Check each line of the material below, and copy it if it holds the string "title".

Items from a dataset
+++

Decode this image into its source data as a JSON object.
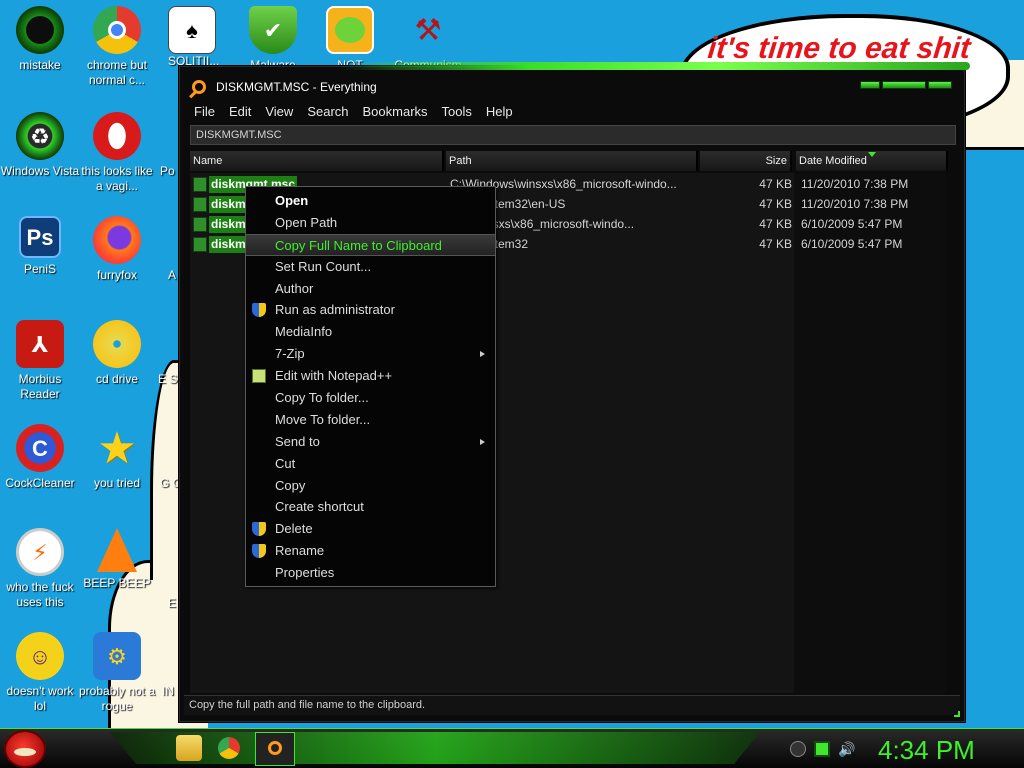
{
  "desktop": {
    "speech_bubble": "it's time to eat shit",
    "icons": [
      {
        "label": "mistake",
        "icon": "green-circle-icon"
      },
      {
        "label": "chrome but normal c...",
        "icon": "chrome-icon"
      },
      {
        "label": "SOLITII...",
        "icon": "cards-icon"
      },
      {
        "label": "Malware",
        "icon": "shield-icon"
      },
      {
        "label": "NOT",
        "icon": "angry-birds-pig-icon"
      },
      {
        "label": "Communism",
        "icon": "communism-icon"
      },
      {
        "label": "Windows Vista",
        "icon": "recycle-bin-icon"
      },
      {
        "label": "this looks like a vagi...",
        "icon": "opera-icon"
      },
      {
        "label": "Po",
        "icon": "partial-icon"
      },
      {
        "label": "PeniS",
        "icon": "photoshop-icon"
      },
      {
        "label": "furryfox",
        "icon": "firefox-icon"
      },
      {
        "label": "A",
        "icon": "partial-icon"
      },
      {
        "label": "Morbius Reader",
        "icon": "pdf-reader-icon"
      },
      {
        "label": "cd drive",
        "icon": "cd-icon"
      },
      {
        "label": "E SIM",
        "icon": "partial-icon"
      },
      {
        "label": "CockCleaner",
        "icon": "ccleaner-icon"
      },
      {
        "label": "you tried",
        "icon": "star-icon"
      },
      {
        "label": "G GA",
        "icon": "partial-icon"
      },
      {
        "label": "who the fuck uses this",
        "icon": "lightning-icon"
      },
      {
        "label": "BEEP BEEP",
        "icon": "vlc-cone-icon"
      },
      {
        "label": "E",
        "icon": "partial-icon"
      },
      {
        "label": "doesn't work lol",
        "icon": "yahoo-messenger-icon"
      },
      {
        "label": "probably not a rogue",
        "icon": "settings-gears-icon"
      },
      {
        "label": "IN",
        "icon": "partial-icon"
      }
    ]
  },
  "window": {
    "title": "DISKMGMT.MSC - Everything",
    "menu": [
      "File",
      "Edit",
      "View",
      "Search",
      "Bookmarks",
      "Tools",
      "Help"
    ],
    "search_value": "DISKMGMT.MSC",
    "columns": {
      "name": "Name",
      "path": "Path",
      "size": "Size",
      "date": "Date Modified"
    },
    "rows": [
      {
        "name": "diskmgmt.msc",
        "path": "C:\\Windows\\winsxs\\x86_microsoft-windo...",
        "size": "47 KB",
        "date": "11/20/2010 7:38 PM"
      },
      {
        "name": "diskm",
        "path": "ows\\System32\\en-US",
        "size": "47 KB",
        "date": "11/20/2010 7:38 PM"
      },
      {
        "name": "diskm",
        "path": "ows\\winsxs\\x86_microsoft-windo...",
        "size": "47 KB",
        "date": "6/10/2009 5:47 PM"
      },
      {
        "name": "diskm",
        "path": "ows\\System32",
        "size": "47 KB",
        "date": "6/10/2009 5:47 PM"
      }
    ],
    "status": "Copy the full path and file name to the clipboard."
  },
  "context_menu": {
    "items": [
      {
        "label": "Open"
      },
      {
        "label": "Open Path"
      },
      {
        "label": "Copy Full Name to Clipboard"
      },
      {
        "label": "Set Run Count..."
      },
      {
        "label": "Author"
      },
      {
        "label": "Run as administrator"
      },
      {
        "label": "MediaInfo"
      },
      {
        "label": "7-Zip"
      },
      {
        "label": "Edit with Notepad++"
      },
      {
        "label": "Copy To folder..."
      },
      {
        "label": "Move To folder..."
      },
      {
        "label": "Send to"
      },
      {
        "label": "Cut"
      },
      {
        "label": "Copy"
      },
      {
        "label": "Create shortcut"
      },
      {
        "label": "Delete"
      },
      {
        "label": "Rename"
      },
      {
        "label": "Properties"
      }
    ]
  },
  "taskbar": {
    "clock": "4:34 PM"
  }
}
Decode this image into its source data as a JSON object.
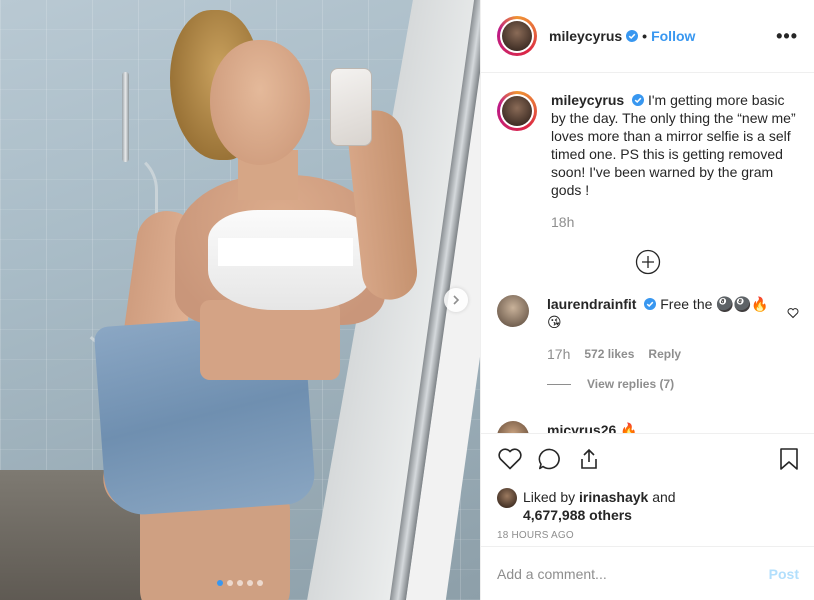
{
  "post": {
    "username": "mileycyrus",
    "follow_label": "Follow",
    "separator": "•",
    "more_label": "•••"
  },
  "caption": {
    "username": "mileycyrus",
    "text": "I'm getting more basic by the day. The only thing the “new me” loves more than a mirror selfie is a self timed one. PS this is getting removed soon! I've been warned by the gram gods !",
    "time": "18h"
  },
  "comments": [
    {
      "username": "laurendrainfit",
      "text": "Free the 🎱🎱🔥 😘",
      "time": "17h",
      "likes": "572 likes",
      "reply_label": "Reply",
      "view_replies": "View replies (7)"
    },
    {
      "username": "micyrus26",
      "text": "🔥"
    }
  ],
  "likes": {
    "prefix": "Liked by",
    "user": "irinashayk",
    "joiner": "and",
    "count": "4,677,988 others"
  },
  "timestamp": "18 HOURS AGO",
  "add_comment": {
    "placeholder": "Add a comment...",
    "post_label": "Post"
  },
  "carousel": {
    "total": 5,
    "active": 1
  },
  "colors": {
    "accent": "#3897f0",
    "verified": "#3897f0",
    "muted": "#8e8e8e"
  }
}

+++

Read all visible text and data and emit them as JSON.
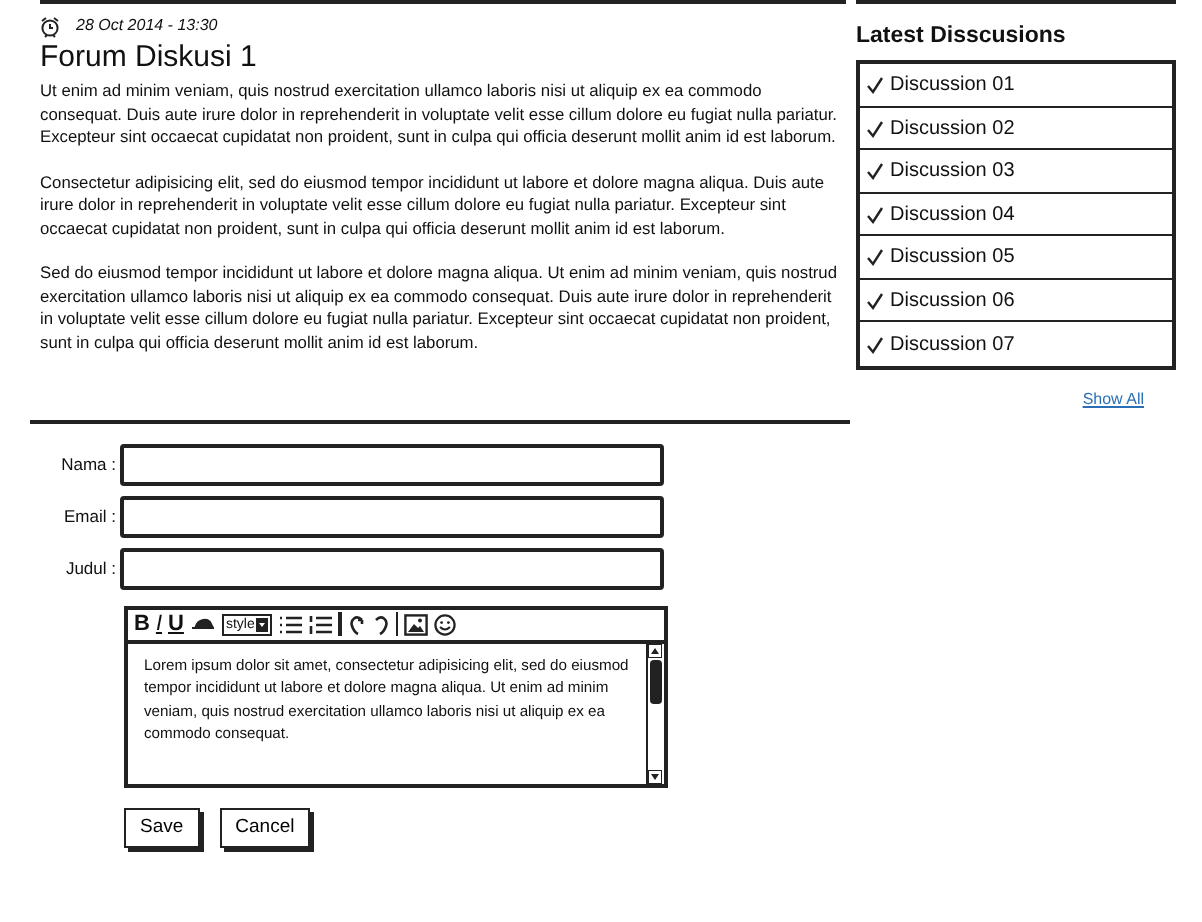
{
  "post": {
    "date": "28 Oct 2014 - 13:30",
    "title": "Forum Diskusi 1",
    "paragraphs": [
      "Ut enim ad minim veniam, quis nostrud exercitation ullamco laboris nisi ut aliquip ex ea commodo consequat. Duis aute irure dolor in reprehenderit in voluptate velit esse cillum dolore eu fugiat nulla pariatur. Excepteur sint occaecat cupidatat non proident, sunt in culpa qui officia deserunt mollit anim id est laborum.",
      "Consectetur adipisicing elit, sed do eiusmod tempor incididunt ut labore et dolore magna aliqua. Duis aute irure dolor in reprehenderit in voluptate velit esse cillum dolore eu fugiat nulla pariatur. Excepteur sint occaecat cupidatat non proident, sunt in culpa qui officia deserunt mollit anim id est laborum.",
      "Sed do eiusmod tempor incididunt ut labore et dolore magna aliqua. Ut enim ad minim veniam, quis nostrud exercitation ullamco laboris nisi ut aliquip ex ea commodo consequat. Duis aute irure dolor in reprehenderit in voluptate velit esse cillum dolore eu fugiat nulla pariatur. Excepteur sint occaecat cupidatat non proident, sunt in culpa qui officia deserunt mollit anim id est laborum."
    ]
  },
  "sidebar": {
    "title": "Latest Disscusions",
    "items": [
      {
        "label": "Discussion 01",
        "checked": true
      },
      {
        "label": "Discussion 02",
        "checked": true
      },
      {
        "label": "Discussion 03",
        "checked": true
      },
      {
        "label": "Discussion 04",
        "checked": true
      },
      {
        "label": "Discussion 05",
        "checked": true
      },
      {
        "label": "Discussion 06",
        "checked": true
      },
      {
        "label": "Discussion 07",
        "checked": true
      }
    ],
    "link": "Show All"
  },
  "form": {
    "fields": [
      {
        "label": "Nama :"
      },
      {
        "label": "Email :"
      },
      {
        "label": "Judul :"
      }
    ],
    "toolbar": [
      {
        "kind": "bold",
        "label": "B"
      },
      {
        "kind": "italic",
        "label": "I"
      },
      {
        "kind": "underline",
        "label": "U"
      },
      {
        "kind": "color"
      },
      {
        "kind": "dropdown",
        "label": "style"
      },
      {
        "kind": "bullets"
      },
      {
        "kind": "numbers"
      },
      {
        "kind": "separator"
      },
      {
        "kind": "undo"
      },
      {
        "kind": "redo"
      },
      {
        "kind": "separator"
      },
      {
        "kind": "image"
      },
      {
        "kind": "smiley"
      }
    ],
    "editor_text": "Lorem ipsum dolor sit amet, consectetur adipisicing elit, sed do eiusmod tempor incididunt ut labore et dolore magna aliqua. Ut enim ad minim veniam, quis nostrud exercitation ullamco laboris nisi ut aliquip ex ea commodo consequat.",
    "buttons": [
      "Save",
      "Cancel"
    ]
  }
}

+++

• [Answer to the task]
    "title": "DISKMGMT.MSC - Everything",
    "title": "Forum Diskusi 1",
    "title": "Latest Disscusions",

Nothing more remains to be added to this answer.